WORK TO BE COMPLETED:
Wherever the word "Hussain" turns up in a line of the entries, copy that line.

START DATA EXTRACT

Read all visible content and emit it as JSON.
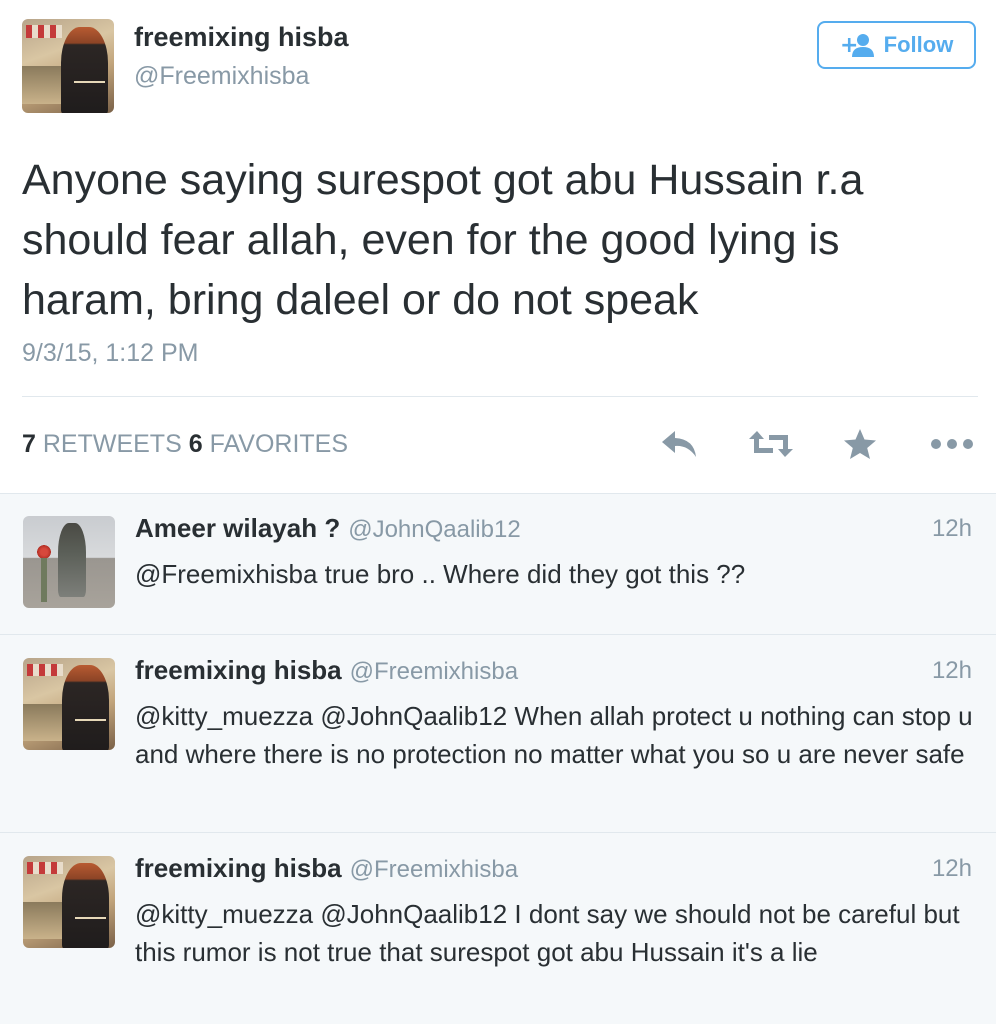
{
  "tweet": {
    "author_name": "freemixing hisba",
    "author_handle": "@Freemixhisba",
    "follow_label": "Follow",
    "text": "Anyone saying surespot got abu Hussain r.a should fear allah, even for the good lying is haram, bring daleel or do not speak",
    "timestamp": "9/3/15, 1:12 PM",
    "retweets_count": "7",
    "retweets_label": "RETWEETS",
    "favorites_count": "6",
    "favorites_label": "FAVORITES",
    "actions": {
      "reply_icon": "reply-icon",
      "retweet_icon": "retweet-icon",
      "favorite_icon": "star-icon",
      "more_icon": "more-dots-icon"
    }
  },
  "replies": [
    {
      "name": "Ameer wilayah ?",
      "handle": "@JohnQaalib12",
      "time": "12h",
      "text": "@Freemixhisba true bro .. Where did they got this ??"
    },
    {
      "name": "freemixing hisba",
      "handle": "@Freemixhisba",
      "time": "12h",
      "text": "@kitty_muezza @JohnQaalib12 When allah protect u nothing can stop u and where there is no protection no matter what you so u are never safe"
    },
    {
      "name": "freemixing hisba",
      "handle": "@Freemixhisba",
      "time": "12h",
      "text": "@kitty_muezza @JohnQaalib12 I dont say we should not be careful but this rumor is not true that surespot got abu Hussain it's a lie"
    }
  ],
  "colors": {
    "accent": "#55acee",
    "text_primary": "#292f33",
    "text_secondary": "#8899a6",
    "divider": "#e1e8ed",
    "reply_background": "#f5f8fa"
  }
}
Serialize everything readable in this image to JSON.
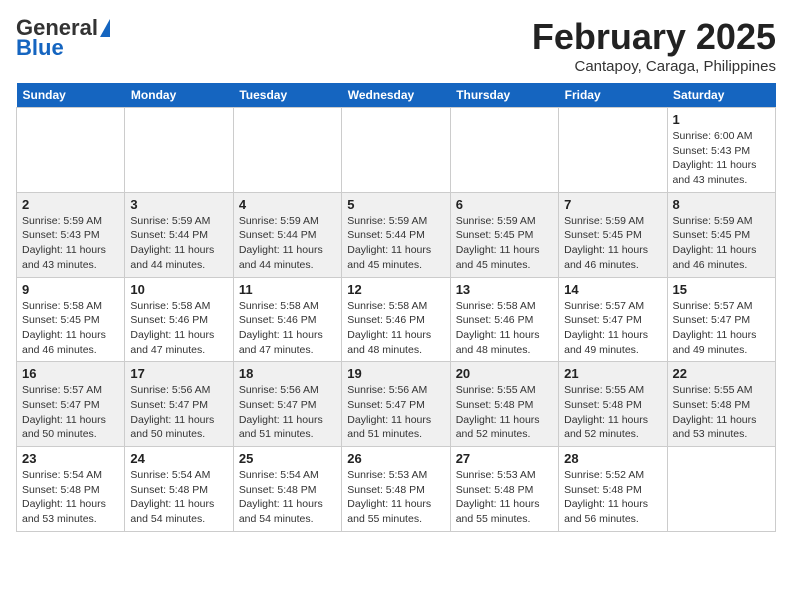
{
  "header": {
    "logo_general": "General",
    "logo_blue": "Blue",
    "month": "February 2025",
    "location": "Cantapoy, Caraga, Philippines"
  },
  "days_of_week": [
    "Sunday",
    "Monday",
    "Tuesday",
    "Wednesday",
    "Thursday",
    "Friday",
    "Saturday"
  ],
  "weeks": [
    [
      {
        "day": "",
        "info": ""
      },
      {
        "day": "",
        "info": ""
      },
      {
        "day": "",
        "info": ""
      },
      {
        "day": "",
        "info": ""
      },
      {
        "day": "",
        "info": ""
      },
      {
        "day": "",
        "info": ""
      },
      {
        "day": "1",
        "info": "Sunrise: 6:00 AM\nSunset: 5:43 PM\nDaylight: 11 hours\nand 43 minutes."
      }
    ],
    [
      {
        "day": "2",
        "info": "Sunrise: 5:59 AM\nSunset: 5:43 PM\nDaylight: 11 hours\nand 43 minutes."
      },
      {
        "day": "3",
        "info": "Sunrise: 5:59 AM\nSunset: 5:44 PM\nDaylight: 11 hours\nand 44 minutes."
      },
      {
        "day": "4",
        "info": "Sunrise: 5:59 AM\nSunset: 5:44 PM\nDaylight: 11 hours\nand 44 minutes."
      },
      {
        "day": "5",
        "info": "Sunrise: 5:59 AM\nSunset: 5:44 PM\nDaylight: 11 hours\nand 45 minutes."
      },
      {
        "day": "6",
        "info": "Sunrise: 5:59 AM\nSunset: 5:45 PM\nDaylight: 11 hours\nand 45 minutes."
      },
      {
        "day": "7",
        "info": "Sunrise: 5:59 AM\nSunset: 5:45 PM\nDaylight: 11 hours\nand 46 minutes."
      },
      {
        "day": "8",
        "info": "Sunrise: 5:59 AM\nSunset: 5:45 PM\nDaylight: 11 hours\nand 46 minutes."
      }
    ],
    [
      {
        "day": "9",
        "info": "Sunrise: 5:58 AM\nSunset: 5:45 PM\nDaylight: 11 hours\nand 46 minutes."
      },
      {
        "day": "10",
        "info": "Sunrise: 5:58 AM\nSunset: 5:46 PM\nDaylight: 11 hours\nand 47 minutes."
      },
      {
        "day": "11",
        "info": "Sunrise: 5:58 AM\nSunset: 5:46 PM\nDaylight: 11 hours\nand 47 minutes."
      },
      {
        "day": "12",
        "info": "Sunrise: 5:58 AM\nSunset: 5:46 PM\nDaylight: 11 hours\nand 48 minutes."
      },
      {
        "day": "13",
        "info": "Sunrise: 5:58 AM\nSunset: 5:46 PM\nDaylight: 11 hours\nand 48 minutes."
      },
      {
        "day": "14",
        "info": "Sunrise: 5:57 AM\nSunset: 5:47 PM\nDaylight: 11 hours\nand 49 minutes."
      },
      {
        "day": "15",
        "info": "Sunrise: 5:57 AM\nSunset: 5:47 PM\nDaylight: 11 hours\nand 49 minutes."
      }
    ],
    [
      {
        "day": "16",
        "info": "Sunrise: 5:57 AM\nSunset: 5:47 PM\nDaylight: 11 hours\nand 50 minutes."
      },
      {
        "day": "17",
        "info": "Sunrise: 5:56 AM\nSunset: 5:47 PM\nDaylight: 11 hours\nand 50 minutes."
      },
      {
        "day": "18",
        "info": "Sunrise: 5:56 AM\nSunset: 5:47 PM\nDaylight: 11 hours\nand 51 minutes."
      },
      {
        "day": "19",
        "info": "Sunrise: 5:56 AM\nSunset: 5:47 PM\nDaylight: 11 hours\nand 51 minutes."
      },
      {
        "day": "20",
        "info": "Sunrise: 5:55 AM\nSunset: 5:48 PM\nDaylight: 11 hours\nand 52 minutes."
      },
      {
        "day": "21",
        "info": "Sunrise: 5:55 AM\nSunset: 5:48 PM\nDaylight: 11 hours\nand 52 minutes."
      },
      {
        "day": "22",
        "info": "Sunrise: 5:55 AM\nSunset: 5:48 PM\nDaylight: 11 hours\nand 53 minutes."
      }
    ],
    [
      {
        "day": "23",
        "info": "Sunrise: 5:54 AM\nSunset: 5:48 PM\nDaylight: 11 hours\nand 53 minutes."
      },
      {
        "day": "24",
        "info": "Sunrise: 5:54 AM\nSunset: 5:48 PM\nDaylight: 11 hours\nand 54 minutes."
      },
      {
        "day": "25",
        "info": "Sunrise: 5:54 AM\nSunset: 5:48 PM\nDaylight: 11 hours\nand 54 minutes."
      },
      {
        "day": "26",
        "info": "Sunrise: 5:53 AM\nSunset: 5:48 PM\nDaylight: 11 hours\nand 55 minutes."
      },
      {
        "day": "27",
        "info": "Sunrise: 5:53 AM\nSunset: 5:48 PM\nDaylight: 11 hours\nand 55 minutes."
      },
      {
        "day": "28",
        "info": "Sunrise: 5:52 AM\nSunset: 5:48 PM\nDaylight: 11 hours\nand 56 minutes."
      },
      {
        "day": "",
        "info": ""
      }
    ]
  ]
}
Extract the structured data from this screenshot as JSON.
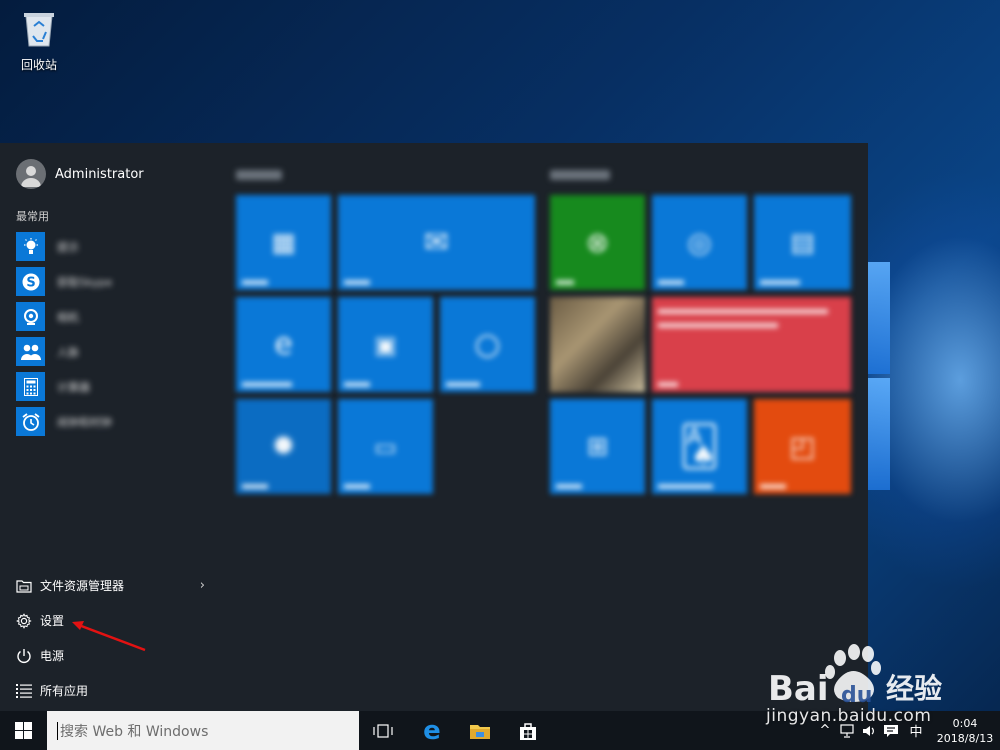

END DATA EXTRACT

PROBLEM SOLUTION:
    "text": "Anyone saying surespot got abu Hussain r.a should fear allah, even for the good lying is haram, bring daleel or do not speak",
      "text": "@kitty_muezza @JohnQaalib12 I dont say we should not be careful but this rumor is not true that surespot got abu Hussain it's a lie"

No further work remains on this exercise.